**WHAT IS ASKED:**
Pick out the lines below with "Blog" and list them.

**DATASET RECORDS:**
# # # # # # #
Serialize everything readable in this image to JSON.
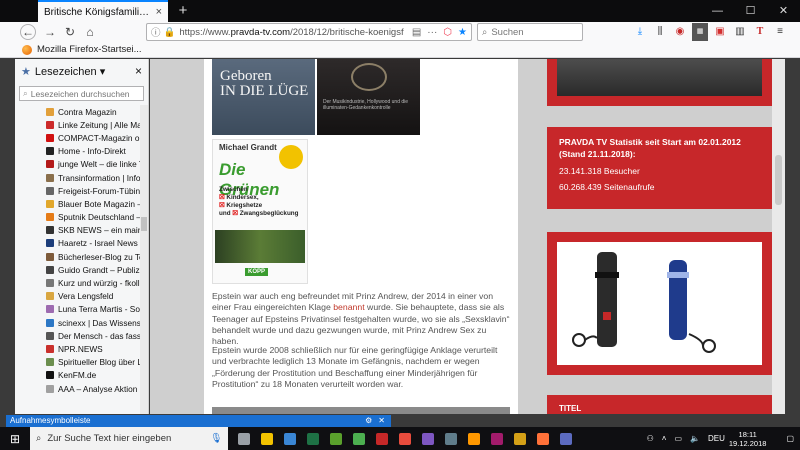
{
  "browser": {
    "tab_title": "Britische Königsfamilie erneut in e",
    "tab_close": "×",
    "new_tab": "+",
    "window_controls": [
      "—",
      "☐",
      "✕"
    ],
    "url_prefix": "https://www.",
    "url_domain": "pravda-tv.com",
    "url_path": "/2018/12/britische-koenigsf",
    "url_dots": "···",
    "search_placeholder": "Suchen",
    "bookmark_toolbar_item": "Mozilla Firefox-Startsei..."
  },
  "sidebar": {
    "title": "Lesezeichen",
    "title_chevron": "▾",
    "close": "×",
    "search_placeholder": "Lesezeichen durchsuchen",
    "items": [
      {
        "label": "Contra Magazin",
        "color": "#e2a03a"
      },
      {
        "label": "Linke Zeitung | Alle Ma...",
        "color": "#cc2a2a"
      },
      {
        "label": "COMPACT-Magazin o...",
        "color": "#d01010"
      },
      {
        "label": "Home - Info-Direkt",
        "color": "#222222"
      },
      {
        "label": "junge Welt – die linke T...",
        "color": "#b31919"
      },
      {
        "label": "Transinformation | Info...",
        "color": "#8a6f4c"
      },
      {
        "label": "Freigeist-Forum-Tübin...",
        "color": "#666666"
      },
      {
        "label": "Blauer Bote Magazin – ...",
        "color": "#e1a72b"
      },
      {
        "label": "Sputnik Deutschland – ...",
        "color": "#e57b17"
      },
      {
        "label": "SKB NEWS – ein mainst...",
        "color": "#333333"
      },
      {
        "label": "Haaretz - Israel News | ...",
        "color": "#1c3d7a"
      },
      {
        "label": "Bücherleser-Blog zu Te...",
        "color": "#7d5a3a"
      },
      {
        "label": "Guido Grandt – Publizis...",
        "color": "#444444"
      },
      {
        "label": "Kurz und würzig - fkoll...",
        "color": "#777777"
      },
      {
        "label": "Vera Lengsfeld",
        "color": "#d9a640"
      },
      {
        "label": "Luna Terra Martis - Sou...",
        "color": "#9d6bb0"
      },
      {
        "label": "scinexx | Das Wissensm...",
        "color": "#2c77c5"
      },
      {
        "label": "Der Mensch - das fassi...",
        "color": "#555555"
      },
      {
        "label": "NPR.NEWS",
        "color": "#c9302c"
      },
      {
        "label": "Spiritueller Blog über L...",
        "color": "#6b8e4e"
      },
      {
        "label": "KenFM.de",
        "color": "#111111"
      },
      {
        "label": "AAA – Analyse Aktion ...",
        "color": "#a0a0a0"
      }
    ]
  },
  "content": {
    "book1_title": "Geboren\nIN DIE LÜGE",
    "book2_text": "Der Musikindustrie, Hollywood und die illuminaten-Gedankenkontrolle",
    "book3_author": "Michael Grandt",
    "book3_title": "Die Grünen",
    "book3_lines": [
      "Zwischen",
      "Kindersex,",
      "Kriegshetze",
      "und",
      "Zwangsbeglückung"
    ],
    "book3_publisher": "KOPP",
    "para1_before": "Epstein war auch eng befreundet mit Prinz Andrew, der 2014 in einer von einer Frau eingereichten Klage ",
    "para1_link": "benannt",
    "para1_after": " wurde. Sie behauptete, dass sie als Teenager auf Epsteins Privatinsel festgehalten wurde, wo sie als „Sexsklavin“ behandelt wurde und dazu gezwungen wurde, mit Prinz Andrew Sex zu haben.",
    "para2": "Epstein wurde 2008 schließlich nur für eine geringfügige Anklage verurteilt und verbrachte lediglich 13 Monate im Gefängnis, nachdem er wegen „Förderung der Prostitution und Beschaffung einer Minderjährigen für Prostitution“ zu 18 Monaten verurteilt worden war."
  },
  "widgets": {
    "stats_heading": "PRAVDA TV Statistik seit Start am 02.01.2012 (Stand 21.11.2018):",
    "visitors": "23.141.318 Besucher",
    "pageviews": "60.268.439 Seitenaufrufe",
    "bottom_label": "TITEL"
  },
  "taskbar": {
    "notification": "Aufnahmesymbolleiste",
    "search_placeholder": "Zur Suche Text hier eingeben",
    "language": "DEU",
    "time": "18:11",
    "date": "19.12.2018",
    "icons": [
      {
        "name": "task-view",
        "color": "#9aa0a6"
      },
      {
        "name": "camera",
        "color": "#f2c200"
      },
      {
        "name": "monitor",
        "color": "#3a86d4"
      },
      {
        "name": "excel",
        "color": "#1e7145"
      },
      {
        "name": "app-green",
        "color": "#5aa02c"
      },
      {
        "name": "chrome",
        "color": "#4caf50"
      },
      {
        "name": "video-editor",
        "color": "#c62828"
      },
      {
        "name": "media-player",
        "color": "#e84c3d"
      },
      {
        "name": "app-purple",
        "color": "#7e57c2"
      },
      {
        "name": "app-grey",
        "color": "#607d8b"
      },
      {
        "name": "app-orange",
        "color": "#ff9800"
      },
      {
        "name": "app-magenta",
        "color": "#a21b6b"
      },
      {
        "name": "app-gold",
        "color": "#d4a017"
      },
      {
        "name": "firefox",
        "color": "#ff7139"
      },
      {
        "name": "calculator",
        "color": "#5c6bc0"
      }
    ]
  }
}
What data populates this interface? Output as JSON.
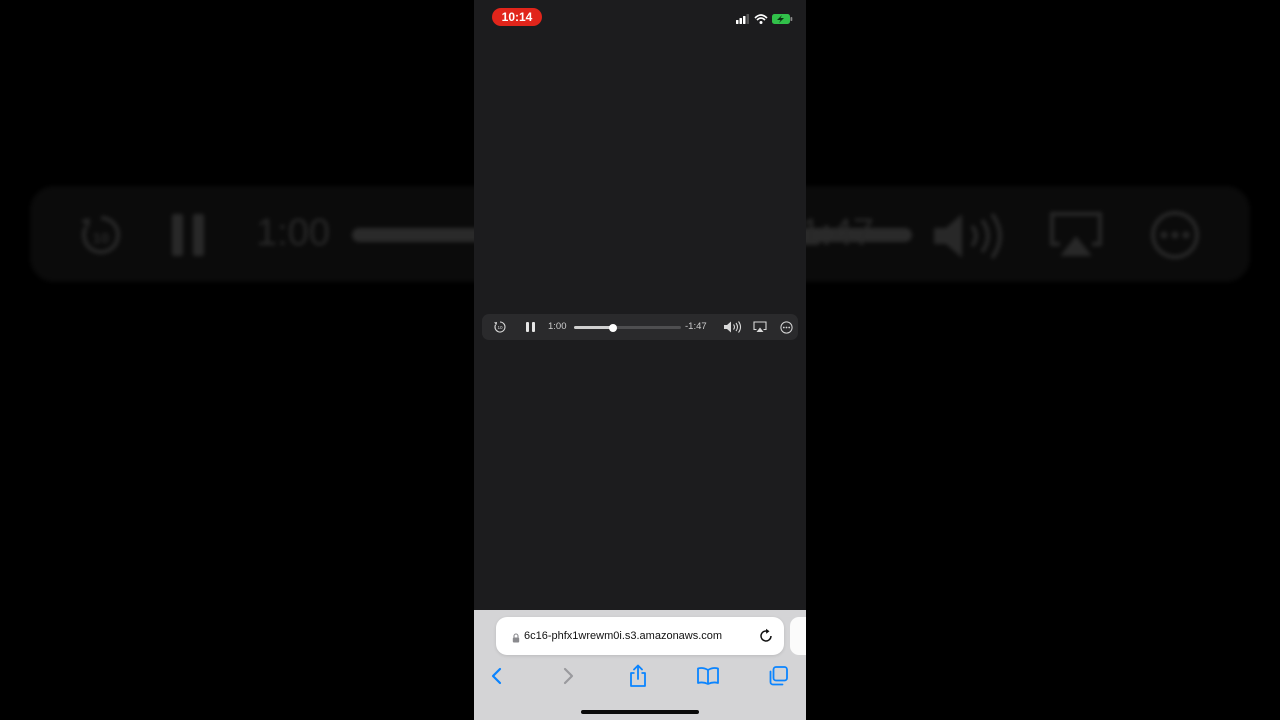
{
  "status_bar": {
    "time": "10:14",
    "time_pill_color": "#e1251b",
    "icons": [
      "signal-icon",
      "wifi-icon",
      "battery-charging-icon"
    ]
  },
  "player": {
    "elapsed": "1:00",
    "remaining": "-1:47",
    "progress": 0.36,
    "icons": [
      "skip-back-10-icon",
      "pause-icon",
      "volume-icon",
      "airplay-icon",
      "more-icon"
    ]
  },
  "backdrop": {
    "elapsed": "1:00",
    "remaining": "1:47"
  },
  "safari": {
    "url": "6c16-phfx1wrewm0i.s3.amazonaws.com",
    "toolbar": [
      "back-icon",
      "forward-icon",
      "share-icon",
      "bookmarks-icon",
      "tabs-icon"
    ],
    "accent": "#0a84ff"
  }
}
# # # # # # #
**EXERCISE SOLUTION:**
        "label": "Bücherleser-Blog zu Te...",
        "label": "Spiritueller Blog über L...",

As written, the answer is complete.